→ PAGE:
▼
Magical Realist Biographies: Henry James

henry-jamesHenry James

Born: 15 April 1843

Died:   28 February 1916

Little known facts:

Henry James is cited more than a thousand times in the Oxford English Dictionary

Henry James’ writing recently was used to promote Rolls Royce automobiles; the use of “Live all you can, it’s a mistake not to” (originally spoken by The Ambassadors’ Lambert Strether) was highly ironic, considering the novel’s treatment of mass marketing.

 

Much better known facts:

In 1915 he became a British citizen as a protest of the US’s refusal to enter the Great War.

James’ novels contain understanding and thoughtfully drawn portraits of women; James himself was a closeted homosexual, but remained sensitive to basic sexual differences and the fact that he was a male.

 

Henry James was an American-born English essayist, critic, and a prominent 19th-century author of literary realism with well-established credentials in literature, psychology, and philosophy. He wrote 20 novels, 112 stories, 12 plays and a number of works in literary criticism.
▲
→ STORED DATA:
▼
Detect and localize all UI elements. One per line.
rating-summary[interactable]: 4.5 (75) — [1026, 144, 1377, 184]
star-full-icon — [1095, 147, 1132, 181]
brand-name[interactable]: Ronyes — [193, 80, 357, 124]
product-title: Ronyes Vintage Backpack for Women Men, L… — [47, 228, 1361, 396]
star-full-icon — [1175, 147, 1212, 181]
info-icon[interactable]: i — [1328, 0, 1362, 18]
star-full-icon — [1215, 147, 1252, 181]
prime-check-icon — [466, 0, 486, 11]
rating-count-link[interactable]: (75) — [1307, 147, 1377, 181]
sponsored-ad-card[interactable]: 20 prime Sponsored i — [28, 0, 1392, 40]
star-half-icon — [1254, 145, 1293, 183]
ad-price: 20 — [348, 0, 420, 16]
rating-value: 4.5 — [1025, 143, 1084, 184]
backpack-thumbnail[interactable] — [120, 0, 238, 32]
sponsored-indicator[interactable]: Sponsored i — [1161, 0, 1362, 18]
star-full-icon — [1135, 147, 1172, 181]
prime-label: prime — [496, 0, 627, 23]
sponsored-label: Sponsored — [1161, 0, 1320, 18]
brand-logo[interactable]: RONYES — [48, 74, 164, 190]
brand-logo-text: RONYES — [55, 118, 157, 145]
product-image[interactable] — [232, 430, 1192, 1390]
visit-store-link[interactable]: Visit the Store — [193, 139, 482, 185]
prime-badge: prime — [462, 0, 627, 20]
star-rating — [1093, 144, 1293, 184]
▲
→ WHAT YOU NEED TO DO:
a: According to the Henry James page, in what year did he become a British citizen?
b: In the Henry James page, take the stretch from "Born: 15 April" through "of mass marketing." and change "automobiles" to "cars" throughout.

→ RESPONSES FOR EACH TASK:
a: 1915

b:
Born: 15 April 1843

Died:   28 February 1916

Little known facts:

Henry James is cited more than a thousand times in the Oxford English Dictionary

Henry James’ writing recently was used to promote Rolls Royce cars; the use of “Live all you can, it’s a mistake not to” (originally spoken by The Ambassadors’ Lambert Strether) was highly ironic, considering the novel’s treatment of mass marketing.